Text shown =>
☆ ☆ ☆ ☆
Utby is the biggest crag in Göteborg and consists of four different areas: Gärdsås, Fjällbo, Resilin and Utby itself. The area is very popular, both among climbers and ”normal” people who like to go for a walk in the area. The environment is of great natural beauty. Here you’ll find many good and classic routes (most of them are traditionally protected but there are also some very good bolted lines in the area).
Bergsjön is a lake close to the area and offers possibility to a refreshing bath in the summer.
ASPECT AND CLIMATE
Most of the walls in the area are facing south. Some of them are in the sun most of the day while others are in the shade from the trees. It follows that some routes dry fast while others stay wet long after the rain.
You’ll find some more details at each sector’s description below.
THE ROUTES
Most of the climbing in Utby is done on vertical or a bit slabby walls. Crack climbing and face climbing on big crystals is what the area is best known for. Most of the routes are naturally protected but there is also a significant number of mixed and bolted routes in Utby. In general, the bolted routes are equipped with lower-offs while the trad ones are not.
You’ll find some more details at each sector’s description below.
THE SECTORS
GÄRDSÅS
Gärdsås is not as popular as the major crags in the area, Utby and Fjällbo, but you can find some very good crack climbs here that are well worth a visit. The crag should be of interest to you if you want to climb easy trad routes.
☆ ☆ ☆ ☆
Collected data entries:
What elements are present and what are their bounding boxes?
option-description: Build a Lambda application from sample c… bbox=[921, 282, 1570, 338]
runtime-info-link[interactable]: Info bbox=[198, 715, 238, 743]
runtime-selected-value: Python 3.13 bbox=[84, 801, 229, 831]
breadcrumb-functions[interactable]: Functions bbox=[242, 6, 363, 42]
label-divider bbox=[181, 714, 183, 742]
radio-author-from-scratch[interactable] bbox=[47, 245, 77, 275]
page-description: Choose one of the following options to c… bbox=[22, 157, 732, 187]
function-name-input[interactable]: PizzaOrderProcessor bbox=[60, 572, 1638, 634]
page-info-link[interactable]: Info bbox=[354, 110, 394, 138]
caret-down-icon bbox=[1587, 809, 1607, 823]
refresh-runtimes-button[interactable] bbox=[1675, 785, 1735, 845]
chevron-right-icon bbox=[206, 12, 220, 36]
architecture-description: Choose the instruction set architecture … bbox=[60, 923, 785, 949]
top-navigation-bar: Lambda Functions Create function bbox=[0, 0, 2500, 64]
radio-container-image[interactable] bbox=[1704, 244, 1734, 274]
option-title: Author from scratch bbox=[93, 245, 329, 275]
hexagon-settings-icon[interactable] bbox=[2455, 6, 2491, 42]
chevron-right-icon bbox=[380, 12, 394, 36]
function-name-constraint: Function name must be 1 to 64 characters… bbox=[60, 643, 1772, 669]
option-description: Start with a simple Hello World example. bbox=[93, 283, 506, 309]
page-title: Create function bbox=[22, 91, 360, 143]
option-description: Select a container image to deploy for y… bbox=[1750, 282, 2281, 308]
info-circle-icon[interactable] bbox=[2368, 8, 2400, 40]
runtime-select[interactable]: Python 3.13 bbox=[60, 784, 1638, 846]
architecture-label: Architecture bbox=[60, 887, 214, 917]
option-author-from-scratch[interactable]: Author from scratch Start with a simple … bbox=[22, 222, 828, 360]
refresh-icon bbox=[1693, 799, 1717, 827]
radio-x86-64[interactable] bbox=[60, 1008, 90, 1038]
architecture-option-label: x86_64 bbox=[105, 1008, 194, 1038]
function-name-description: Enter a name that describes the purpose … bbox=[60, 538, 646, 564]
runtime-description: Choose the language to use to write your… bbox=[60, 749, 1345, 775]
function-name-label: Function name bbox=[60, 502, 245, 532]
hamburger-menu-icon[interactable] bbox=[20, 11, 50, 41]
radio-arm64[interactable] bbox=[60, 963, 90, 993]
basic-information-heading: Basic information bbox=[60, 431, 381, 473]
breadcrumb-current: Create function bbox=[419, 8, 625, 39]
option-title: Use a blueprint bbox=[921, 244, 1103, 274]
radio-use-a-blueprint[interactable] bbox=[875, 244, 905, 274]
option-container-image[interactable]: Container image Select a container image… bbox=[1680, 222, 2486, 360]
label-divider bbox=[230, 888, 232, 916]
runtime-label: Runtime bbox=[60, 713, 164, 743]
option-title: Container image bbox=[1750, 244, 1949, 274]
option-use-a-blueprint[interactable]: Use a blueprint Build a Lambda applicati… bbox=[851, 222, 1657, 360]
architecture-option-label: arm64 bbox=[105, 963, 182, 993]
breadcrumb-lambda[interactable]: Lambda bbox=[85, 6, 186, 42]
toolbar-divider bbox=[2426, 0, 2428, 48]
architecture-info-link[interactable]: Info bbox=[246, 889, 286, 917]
☆ ☆ ☆ ☆
Required work => Write the next part of the Utby climbing guide, picking up after its last sentence.

Output of the exercise =>
ASPECT AND CLIMATE
Left part of the crag faces south while the right part is facing east. The south facing sectors are in the sun during most of the day while the east facing ones are in the sun before noon. Consequently, the routes on the former sectors get dry faster than routes on the latter and, as usual, the cracks need more time to get dry than face climbs. The trees in front of the crag give some shadow to the belayers. The right part of the crag is very child friendly.
THE ROUTES
The climbing in Gärdsås is for most part vertical or slabby. However, you can even find a considerable number of grooves, arêtes and small roofs here. Two of the routes are mixed, the rest is naturally protected. There are only two lower-offs on the top of the crag.
UTBY
Utby is very popular and the environment is of great natural beauty. Here you’ll find many good and classic routes.
ASPECT AND CLIMATE
The crag is mainly facing south and is in the sun for most of the day. Only a few routes are shaded by trees which means it can be quite sweaty to climb here during the summer. On the other hand, there is a great number of routes here which get dry very quickly after rain. You’ll find more details at each sector’s description.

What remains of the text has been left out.